> [WHAT YOU SHOULD DO]: Copy every line of the material below word for word, leaving out the pictures.

* begin *

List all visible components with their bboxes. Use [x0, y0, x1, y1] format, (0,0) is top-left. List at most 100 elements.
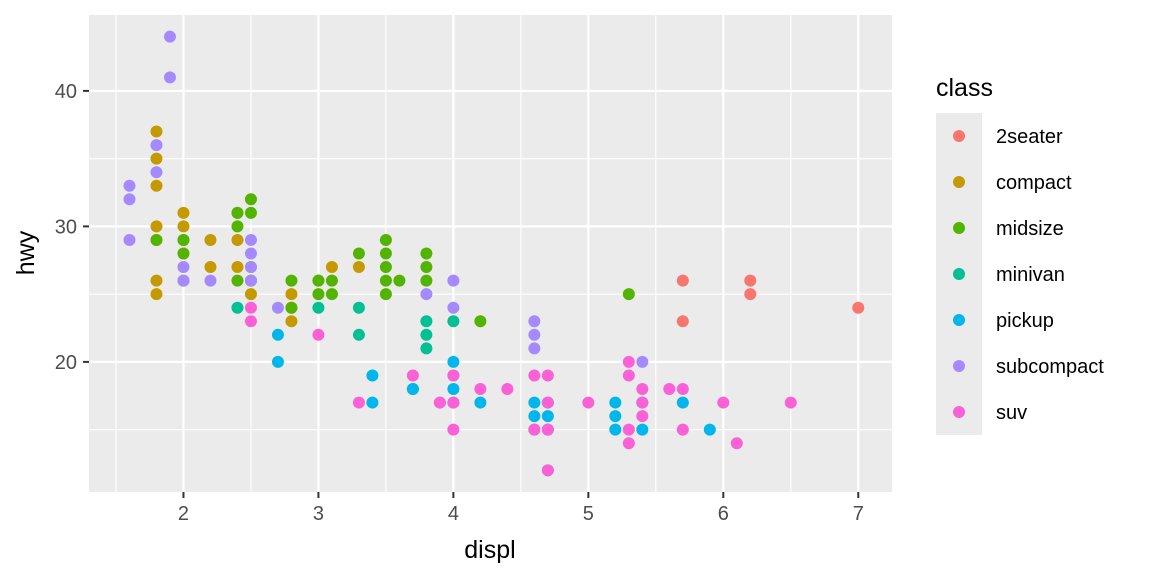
x-tick-label: 4 [448, 503, 459, 525]
data-point-compact [150, 288, 163, 301]
data-point-suv [312, 328, 325, 341]
data-point-minivan [447, 315, 460, 328]
data-point-compact [177, 220, 190, 233]
y-tick-label: 30 [55, 216, 77, 238]
data-point-subcompact [177, 274, 190, 287]
data-point-midsize [420, 261, 433, 274]
data-point-subcompact [636, 355, 649, 368]
data-point-midsize [325, 288, 338, 301]
panel-background [89, 15, 892, 492]
legend-key-pickup [953, 314, 965, 326]
data-point-pickup [271, 328, 284, 341]
x-tick-label: 6 [718, 503, 729, 525]
data-point-subcompact [447, 301, 460, 314]
data-point-midsize [474, 315, 487, 328]
legend-label-compact: compact [996, 172, 1072, 194]
data-point-suv [676, 423, 689, 436]
data-point-midsize [379, 261, 392, 274]
data-point-2seater [676, 274, 689, 287]
data-point-subcompact [528, 315, 541, 328]
data-point-pickup [366, 396, 379, 409]
legend-key-suv [953, 406, 965, 418]
data-point-pickup [447, 355, 460, 368]
x-tick-label: 3 [313, 503, 324, 525]
data-point-midsize [379, 247, 392, 260]
data-point-pickup [703, 423, 716, 436]
data-point-compact [231, 261, 244, 274]
data-point-midsize [285, 301, 298, 314]
data-point-suv [582, 396, 595, 409]
data-point-compact [325, 261, 338, 274]
data-point-midsize [352, 247, 365, 260]
data-point-pickup [609, 396, 622, 409]
data-points [123, 30, 865, 477]
data-point-midsize [177, 233, 190, 246]
data-point-midsize [379, 233, 392, 246]
data-point-midsize [379, 274, 392, 287]
data-point-suv [244, 315, 257, 328]
data-point-suv [447, 396, 460, 409]
data-point-minivan [231, 301, 244, 314]
data-point-subcompact [420, 288, 433, 301]
legend-label-minivan: minivan [996, 264, 1065, 286]
y-tick-label: 20 [55, 352, 77, 374]
data-point-suv [541, 396, 554, 409]
data-point-compact [285, 288, 298, 301]
data-point-compact [204, 233, 217, 246]
data-point-pickup [609, 410, 622, 423]
data-point-suv [433, 396, 446, 409]
data-point-pickup [406, 383, 419, 396]
data-point-midsize [312, 288, 325, 301]
data-point-compact [150, 274, 163, 287]
legend: class 2seater compact midsize minivan pickup… [936, 74, 1104, 435]
data-point-minivan [352, 301, 365, 314]
data-point-pickup [528, 396, 541, 409]
data-point-suv [636, 410, 649, 423]
legend-label-midsize: midsize [996, 218, 1064, 240]
data-point-minivan [420, 328, 433, 341]
data-point-pickup [636, 423, 649, 436]
data-point-compact [150, 125, 163, 138]
data-point-compact [204, 261, 217, 274]
data-point-midsize [393, 274, 406, 287]
data-point-pickup [541, 410, 554, 423]
data-point-midsize [325, 274, 338, 287]
data-point-midsize [420, 247, 433, 260]
data-point-midsize [379, 288, 392, 301]
data-point-suv [447, 423, 460, 436]
data-point-pickup [609, 423, 622, 436]
legend-key-compact [953, 176, 965, 188]
data-point-minivan [420, 342, 433, 355]
data-point-suv [730, 437, 743, 450]
data-point-subcompact [150, 139, 163, 152]
x-tick-label: 5 [583, 503, 594, 525]
data-point-midsize [312, 274, 325, 287]
data-point-midsize [244, 206, 257, 219]
y-tick-label: 40 [55, 81, 77, 103]
legend-label-2seater: 2seater [996, 126, 1063, 148]
data-point-suv [447, 369, 460, 382]
data-point-subcompact [244, 274, 257, 287]
data-point-suv [622, 369, 635, 382]
data-point-midsize [231, 220, 244, 233]
data-point-subcompact [163, 71, 176, 84]
data-point-subcompact [528, 342, 541, 355]
legend-key-subcompact [953, 360, 965, 372]
data-point-compact [244, 288, 257, 301]
data-point-subcompact [204, 274, 217, 287]
data-point-minivan [312, 301, 325, 314]
data-point-suv [622, 355, 635, 368]
legend-key-minivan [953, 268, 965, 280]
legend-label-suv: suv [996, 402, 1027, 424]
data-point-midsize [177, 247, 190, 260]
y-axis-title: hwy [12, 230, 40, 275]
data-point-subcompact [150, 166, 163, 179]
data-point-2seater [744, 274, 757, 287]
data-point-compact [150, 220, 163, 233]
data-point-subcompact [244, 247, 257, 260]
data-point-suv [406, 369, 419, 382]
data-point-pickup [474, 396, 487, 409]
data-point-2seater [744, 288, 757, 301]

* end *

> [RESULT OF THIS EXERCISE]:
List all visible components with their bboxes. Use [x0, y0, x1, y1] format, (0,0) is top-left. List at most 100 elements.
x-tick-label: 4 [448, 503, 459, 525]
data-point-compact [150, 288, 163, 301]
data-point-suv [312, 328, 325, 341]
data-point-minivan [447, 315, 460, 328]
data-point-compact [177, 220, 190, 233]
y-tick-label: 30 [55, 216, 77, 238]
data-point-subcompact [177, 274, 190, 287]
data-point-midsize [420, 261, 433, 274]
data-point-subcompact [636, 355, 649, 368]
data-point-midsize [325, 288, 338, 301]
panel-background [89, 15, 892, 492]
legend-key-pickup [953, 314, 965, 326]
data-point-pickup [271, 328, 284, 341]
x-tick-label: 6 [718, 503, 729, 525]
data-point-subcompact [447, 301, 460, 314]
data-point-midsize [474, 315, 487, 328]
legend-label-compact: compact [996, 172, 1072, 194]
data-point-suv [676, 423, 689, 436]
data-point-midsize [379, 261, 392, 274]
data-point-2seater [676, 274, 689, 287]
data-point-subcompact [528, 315, 541, 328]
data-point-pickup [366, 396, 379, 409]
legend-key-suv [953, 406, 965, 418]
data-point-pickup [447, 355, 460, 368]
x-tick-label: 3 [313, 503, 324, 525]
data-point-midsize [379, 247, 392, 260]
data-point-pickup [703, 423, 716, 436]
data-point-compact [231, 261, 244, 274]
data-point-midsize [285, 301, 298, 314]
data-point-suv [582, 396, 595, 409]
data-point-compact [325, 261, 338, 274]
data-point-midsize [352, 247, 365, 260]
data-point-pickup [609, 396, 622, 409]
data-points [123, 30, 865, 477]
data-point-midsize [177, 233, 190, 246]
data-point-midsize [379, 233, 392, 246]
data-point-midsize [379, 274, 392, 287]
data-point-suv [244, 315, 257, 328]
data-point-suv [447, 396, 460, 409]
data-point-minivan [231, 301, 244, 314]
data-point-subcompact [420, 288, 433, 301]
legend-label-minivan: minivan [996, 264, 1065, 286]
y-tick-label: 20 [55, 352, 77, 374]
data-point-suv [541, 396, 554, 409]
data-point-compact [285, 288, 298, 301]
data-point-compact [204, 233, 217, 246]
data-point-pickup [609, 410, 622, 423]
data-point-suv [433, 396, 446, 409]
data-point-pickup [406, 383, 419, 396]
data-point-midsize [312, 288, 325, 301]
data-point-compact [150, 274, 163, 287]
legend: class 2seater compact midsize minivan pickup… [936, 74, 1104, 435]
data-point-minivan [352, 301, 365, 314]
data-point-pickup [528, 396, 541, 409]
data-point-suv [636, 410, 649, 423]
legend-label-midsize: midsize [996, 218, 1064, 240]
data-point-minivan [420, 328, 433, 341]
data-point-pickup [636, 423, 649, 436]
data-point-compact [150, 125, 163, 138]
data-point-compact [204, 261, 217, 274]
data-point-midsize [393, 274, 406, 287]
data-point-pickup [541, 410, 554, 423]
data-point-midsize [325, 274, 338, 287]
data-point-midsize [420, 247, 433, 260]
data-point-midsize [379, 288, 392, 301]
data-point-suv [447, 423, 460, 436]
data-point-pickup [609, 423, 622, 436]
legend-key-compact [953, 176, 965, 188]
data-point-minivan [420, 342, 433, 355]
data-point-suv [730, 437, 743, 450]
data-point-subcompact [150, 139, 163, 152]
x-tick-label: 5 [583, 503, 594, 525]
data-point-midsize [312, 274, 325, 287]
data-point-midsize [244, 206, 257, 219]
y-tick-label: 40 [55, 81, 77, 103]
legend-label-2seater: 2seater [996, 126, 1063, 148]
data-point-suv [447, 369, 460, 382]
data-point-subcompact [244, 274, 257, 287]
data-point-suv [622, 369, 635, 382]
data-point-midsize [231, 220, 244, 233]
data-point-subcompact [163, 71, 176, 84]
data-point-subcompact [528, 342, 541, 355]
legend-key-subcompact [953, 360, 965, 372]
data-point-compact [244, 288, 257, 301]
data-point-subcompact [204, 274, 217, 287]
data-point-minivan [312, 301, 325, 314]
data-point-suv [622, 355, 635, 368]
legend-key-minivan [953, 268, 965, 280]
legend-label-suv: suv [996, 402, 1027, 424]
data-point-midsize [177, 247, 190, 260]
y-axis-title: hwy [12, 230, 40, 275]
data-point-subcompact [150, 166, 163, 179]
data-point-2seater [744, 274, 757, 287]
data-point-compact [150, 220, 163, 233]
data-point-subcompact [244, 247, 257, 260]
data-point-suv [406, 369, 419, 382]
data-point-pickup [474, 396, 487, 409]
data-point-2seater [744, 288, 757, 301]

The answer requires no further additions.